MATERIAL FOR THIS EXERCISE:

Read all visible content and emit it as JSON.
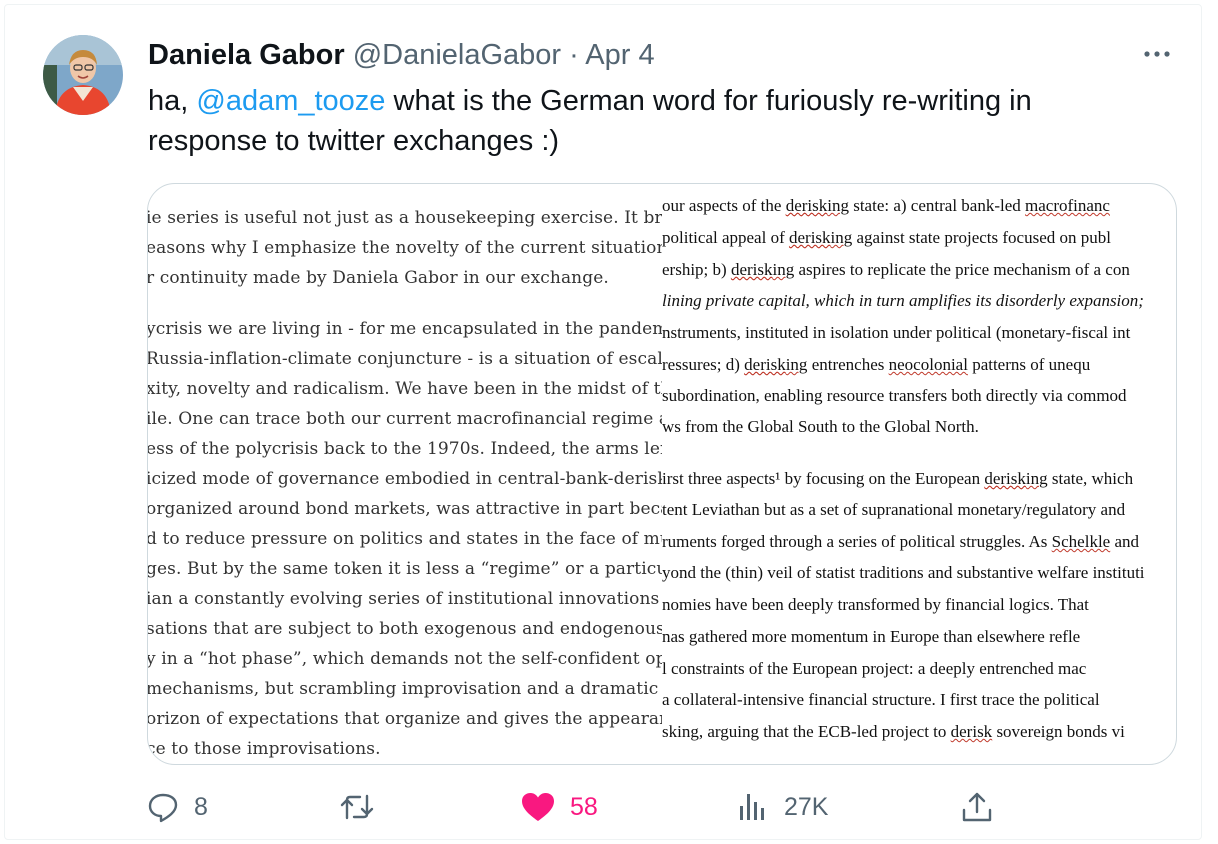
{
  "tweet": {
    "author_name": "Daniela Gabor",
    "author_handle": "@DanielaGabor",
    "separator": "·",
    "date": "Apr 4",
    "text_prefix": "ha, ",
    "mention": "@adam_tooze",
    "text_rest": " what is the German word for furiously re-writing in response to twitter exchanges :)"
  },
  "media_left": {
    "lines": [
      "ie series is useful not just as a housekeeping exercise. It bring",
      "easons why I emphasize the novelty of the current situation o",
      "r continuity made by Daniela Gabor in our exchange.",
      "ycrisis we are living in - for me encapsulated in the pandemic",
      "Russia-inflation-climate conjuncture - is a situation of escalat",
      "xity, novelty and radicalism. We have been in the midst of the",
      "ile. One can trace both our current macrofinancial regime an",
      "ess of the polycrisis back to the 1970s. Indeed, the arms length",
      "icized mode of governance embodied in central-bank-deriske",
      "organized around bond markets, was attractive in part becau",
      "d to reduce pressure on politics and states in the face of mult",
      "ges. But by the same token it is less a “regime” or a particular",
      "ian a constantly evolving series of institutional innovations a",
      "sations that are subject to both exogenous and endogenous sl",
      "y in a “hot phase”, which demands not the self-confident ope",
      " mechanisms, but scrambling improvisation and a dramatic r",
      "orizon of expectations that organize and gives the appearance",
      "ce to those improvisations."
    ]
  },
  "media_right": {
    "lines": [
      "our aspects of the derisking state: a) central bank-led macrofinanc",
      " political appeal of derisking against state projects focused on publ",
      "ership; b) derisking aspires to replicate the price mechanism of a con",
      "lining private capital, which in turn amplifies its disorderly expansion;",
      "nstruments, instituted in isolation under political (monetary-fiscal int",
      "ressures; d) derisking entrenches neocolonial patterns of unequ",
      " subordination, enabling resource transfers both directly via commod",
      "ws from the Global South to the Global North.",
      "irst three aspects¹ by focusing on the European derisking state, which",
      "tent Leviathan but as a set of supranational monetary/regulatory and",
      "ruments forged through a series of political struggles. As Schelkle and",
      "yond the (thin) veil of statist traditions and substantive welfare instituti",
      "nomies have been deeply transformed by financial logics. That",
      "nas gathered more momentum in Europe than elsewhere refle",
      "l constraints of the European project: a deeply entrenched mac",
      " a collateral-intensive financial structure. I first trace the political",
      "sking, arguing that the ECB-led project to derisk sovereign bonds vi"
    ]
  },
  "actions": {
    "reply_count": "8",
    "retweet_count": "",
    "like_count": "58",
    "views_count": "27K"
  },
  "colors": {
    "accent": "#1d9bf0",
    "like": "#f91880",
    "muted": "#536471"
  },
  "icons": [
    "more-icon",
    "reply-icon",
    "retweet-icon",
    "like-icon",
    "views-icon",
    "share-icon"
  ]
}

SHORT EXERCISE: Copy out all the data without changing anything, and drop the pictures.

ANSWER TO THIS EXERCISE:
Read all visible content and emit it as JSON.
{
  "tweet": {
    "author_name": "Daniela Gabor",
    "author_handle": "@DanielaGabor",
    "separator": "·",
    "date": "Apr 4",
    "text_prefix": "ha, ",
    "mention": "@adam_tooze",
    "text_rest": " what is the German word for furiously re-writing in response to twitter exchanges :)"
  },
  "media_left": {
    "lines": [
      "ie series is useful not just as a housekeeping exercise. It bring",
      "easons why I emphasize the novelty of the current situation o",
      "r continuity made by Daniela Gabor in our exchange.",
      "ycrisis we are living in - for me encapsulated in the pandemic",
      "Russia-inflation-climate conjuncture - is a situation of escalat",
      "xity, novelty and radicalism. We have been in the midst of the",
      "ile. One can trace both our current macrofinancial regime an",
      "ess of the polycrisis back to the 1970s. Indeed, the arms length",
      "icized mode of governance embodied in central-bank-deriske",
      "organized around bond markets, was attractive in part becau",
      "d to reduce pressure on politics and states in the face of mult",
      "ges. But by the same token it is less a “regime” or a particular",
      "ian a constantly evolving series of institutional innovations a",
      "sations that are subject to both exogenous and endogenous sl",
      "y in a “hot phase”, which demands not the self-confident ope",
      " mechanisms, but scrambling improvisation and a dramatic r",
      "orizon of expectations that organize and gives the appearance",
      "ce to those improvisations."
    ]
  },
  "media_right": {
    "lines": [
      "our aspects of the derisking state: a) central bank-led macrofinanc",
      " political appeal of derisking against state projects focused on publ",
      "ership; b) derisking aspires to replicate the price mechanism of a con",
      "lining private capital, which in turn amplifies its disorderly expansion;",
      "nstruments, instituted in isolation under political (monetary-fiscal int",
      "ressures; d) derisking entrenches neocolonial patterns of unequ",
      " subordination, enabling resource transfers both directly via commod",
      "ws from the Global South to the Global North.",
      "irst three aspects¹ by focusing on the European derisking state, which",
      "tent Leviathan but as a set of supranational monetary/regulatory and",
      "ruments forged through a series of political struggles. As Schelkle and",
      "yond the (thin) veil of statist traditions and substantive welfare instituti",
      "nomies have been deeply transformed by financial logics. That",
      "nas gathered more momentum in Europe than elsewhere refle",
      "l constraints of the European project: a deeply entrenched mac",
      " a collateral-intensive financial structure. I first trace the political",
      "sking, arguing that the ECB-led project to derisk sovereign bonds vi"
    ]
  },
  "actions": {
    "reply_count": "8",
    "retweet_count": "",
    "like_count": "58",
    "views_count": "27K"
  },
  "colors": {
    "accent": "#1d9bf0",
    "like": "#f91880",
    "muted": "#536471"
  },
  "icons": [
    "more-icon",
    "reply-icon",
    "retweet-icon",
    "like-icon",
    "views-icon",
    "share-icon"
  ]
}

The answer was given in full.